Lines that include the word "Monthly" are the ones to copy.

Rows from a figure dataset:
- - - -

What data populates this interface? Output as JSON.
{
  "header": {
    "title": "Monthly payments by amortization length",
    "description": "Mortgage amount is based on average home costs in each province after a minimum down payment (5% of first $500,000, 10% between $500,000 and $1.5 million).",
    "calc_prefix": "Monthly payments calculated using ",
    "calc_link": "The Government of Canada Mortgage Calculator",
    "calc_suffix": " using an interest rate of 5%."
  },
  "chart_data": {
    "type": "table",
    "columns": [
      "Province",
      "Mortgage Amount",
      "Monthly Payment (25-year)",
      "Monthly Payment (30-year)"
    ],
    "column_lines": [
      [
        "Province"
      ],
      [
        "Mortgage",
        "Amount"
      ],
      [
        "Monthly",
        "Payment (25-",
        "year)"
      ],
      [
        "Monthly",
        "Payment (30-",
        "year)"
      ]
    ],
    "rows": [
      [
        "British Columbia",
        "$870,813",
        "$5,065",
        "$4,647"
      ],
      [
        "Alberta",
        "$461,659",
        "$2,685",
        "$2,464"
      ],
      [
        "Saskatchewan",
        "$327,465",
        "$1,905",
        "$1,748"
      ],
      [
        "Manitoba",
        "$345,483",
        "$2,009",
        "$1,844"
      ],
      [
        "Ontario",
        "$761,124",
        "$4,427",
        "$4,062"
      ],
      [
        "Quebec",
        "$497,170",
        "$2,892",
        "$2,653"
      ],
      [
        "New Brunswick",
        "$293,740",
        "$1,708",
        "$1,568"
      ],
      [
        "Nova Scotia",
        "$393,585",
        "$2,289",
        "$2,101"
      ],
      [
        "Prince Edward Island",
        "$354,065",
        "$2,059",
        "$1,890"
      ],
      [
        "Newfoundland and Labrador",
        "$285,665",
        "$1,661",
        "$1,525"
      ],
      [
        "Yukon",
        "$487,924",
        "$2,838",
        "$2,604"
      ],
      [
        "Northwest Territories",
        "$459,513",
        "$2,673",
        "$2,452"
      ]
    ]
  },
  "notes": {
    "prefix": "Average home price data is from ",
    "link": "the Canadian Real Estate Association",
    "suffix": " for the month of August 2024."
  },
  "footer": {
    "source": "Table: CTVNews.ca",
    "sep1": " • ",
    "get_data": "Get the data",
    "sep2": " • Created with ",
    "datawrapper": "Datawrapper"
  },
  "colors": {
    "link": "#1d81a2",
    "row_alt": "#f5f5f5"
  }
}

- - - -

**Written solution**
    "title": "Monthly payments by amortization length",
    "calc_prefix": "Monthly payments calculated using ",
      "Monthly Payment (25-year)",
      "Monthly Payment (30-year)"
        "Monthly",
        "Monthly",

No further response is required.